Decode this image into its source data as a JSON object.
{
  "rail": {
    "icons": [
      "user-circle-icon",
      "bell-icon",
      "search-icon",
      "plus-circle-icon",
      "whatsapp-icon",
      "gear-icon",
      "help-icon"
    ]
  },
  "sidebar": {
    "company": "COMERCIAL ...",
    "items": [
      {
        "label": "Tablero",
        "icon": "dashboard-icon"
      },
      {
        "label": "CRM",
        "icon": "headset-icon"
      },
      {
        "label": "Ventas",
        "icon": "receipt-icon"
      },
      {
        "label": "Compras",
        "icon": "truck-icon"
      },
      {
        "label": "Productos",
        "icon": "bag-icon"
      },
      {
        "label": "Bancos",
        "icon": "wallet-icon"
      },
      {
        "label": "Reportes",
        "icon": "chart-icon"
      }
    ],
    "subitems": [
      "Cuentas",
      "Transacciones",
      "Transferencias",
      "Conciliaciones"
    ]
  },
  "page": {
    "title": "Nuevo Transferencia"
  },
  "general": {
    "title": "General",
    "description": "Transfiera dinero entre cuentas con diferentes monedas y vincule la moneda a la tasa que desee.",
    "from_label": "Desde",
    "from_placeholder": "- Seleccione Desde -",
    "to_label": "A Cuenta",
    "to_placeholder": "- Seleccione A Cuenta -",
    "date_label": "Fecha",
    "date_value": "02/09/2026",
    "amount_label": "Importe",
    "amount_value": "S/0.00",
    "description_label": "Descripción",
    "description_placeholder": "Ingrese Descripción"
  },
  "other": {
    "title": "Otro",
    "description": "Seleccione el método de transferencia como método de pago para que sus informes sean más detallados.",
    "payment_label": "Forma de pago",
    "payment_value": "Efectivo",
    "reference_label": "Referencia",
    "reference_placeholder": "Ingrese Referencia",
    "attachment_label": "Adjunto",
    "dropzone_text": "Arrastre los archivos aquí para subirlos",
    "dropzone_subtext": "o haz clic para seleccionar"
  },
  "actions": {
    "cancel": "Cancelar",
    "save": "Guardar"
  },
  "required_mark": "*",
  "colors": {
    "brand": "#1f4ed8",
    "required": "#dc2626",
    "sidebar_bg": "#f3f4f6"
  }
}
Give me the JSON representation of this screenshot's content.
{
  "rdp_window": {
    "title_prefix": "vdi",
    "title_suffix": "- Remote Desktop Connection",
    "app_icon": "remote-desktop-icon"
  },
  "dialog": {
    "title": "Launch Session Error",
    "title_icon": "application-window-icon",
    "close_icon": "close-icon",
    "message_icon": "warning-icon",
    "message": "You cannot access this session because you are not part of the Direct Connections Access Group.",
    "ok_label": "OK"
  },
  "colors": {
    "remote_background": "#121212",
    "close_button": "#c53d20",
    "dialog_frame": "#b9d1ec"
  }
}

## What this task involves
Using the listing above, please repeat every entry exactly.

## Task output
Decode this image into its source data as a JSON object.
{
  "rail": {
    "icons": [
      "user-circle-icon",
      "bell-icon",
      "search-icon",
      "plus-circle-icon",
      "whatsapp-icon",
      "gear-icon",
      "help-icon"
    ]
  },
  "sidebar": {
    "company": "COMERCIAL ...",
    "items": [
      {
        "label": "Tablero",
        "icon": "dashboard-icon"
      },
      {
        "label": "CRM",
        "icon": "headset-icon"
      },
      {
        "label": "Ventas",
        "icon": "receipt-icon"
      },
      {
        "label": "Compras",
        "icon": "truck-icon"
      },
      {
        "label": "Productos",
        "icon": "bag-icon"
      },
      {
        "label": "Bancos",
        "icon": "wallet-icon"
      },
      {
        "label": "Reportes",
        "icon": "chart-icon"
      }
    ],
    "subitems": [
      "Cuentas",
      "Transacciones",
      "Transferencias",
      "Conciliaciones"
    ]
  },
  "page": {
    "title": "Nuevo Transferencia"
  },
  "general": {
    "title": "General",
    "description": "Transfiera dinero entre cuentas con diferentes monedas y vincule la moneda a la tasa que desee.",
    "from_label": "Desde",
    "from_placeholder": "- Seleccione Desde -",
    "to_label": "A Cuenta",
    "to_placeholder": "- Seleccione A Cuenta -",
    "date_label": "Fecha",
    "date_value": "02/09/2026",
    "amount_label": "Importe",
    "amount_value": "S/0.00",
    "description_label": "Descripción",
    "description_placeholder": "Ingrese Descripción"
  },
  "other": {
    "title": "Otro",
    "description": "Seleccione el método de transferencia como método de pago para que sus informes sean más detallados.",
    "payment_label": "Forma de pago",
    "payment_value": "Efectivo",
    "reference_label": "Referencia",
    "reference_placeholder": "Ingrese Referencia",
    "attachment_label": "Adjunto",
    "dropzone_text": "Arrastre los archivos aquí para subirlos",
    "dropzone_subtext": "o haz clic para seleccionar"
  },
  "actions": {
    "cancel": "Cancelar",
    "save": "Guardar"
  },
  "required_mark": "*",
  "colors": {
    "brand": "#1f4ed8",
    "required": "#dc2626",
    "sidebar_bg": "#f3f4f6"
  }
}
Give me the JSON representation of this screenshot's content.
{
  "rdp_window": {
    "title_prefix": "vdi",
    "title_suffix": "- Remote Desktop Connection",
    "app_icon": "remote-desktop-icon"
  },
  "dialog": {
    "title": "Launch Session Error",
    "title_icon": "application-window-icon",
    "close_icon": "close-icon",
    "message_icon": "warning-icon",
    "message": "You cannot access this session because you are not part of the Direct Connections Access Group.",
    "ok_label": "OK"
  },
  "colors": {
    "remote_background": "#121212",
    "close_button": "#c53d20",
    "dialog_frame": "#b9d1ec"
  }
}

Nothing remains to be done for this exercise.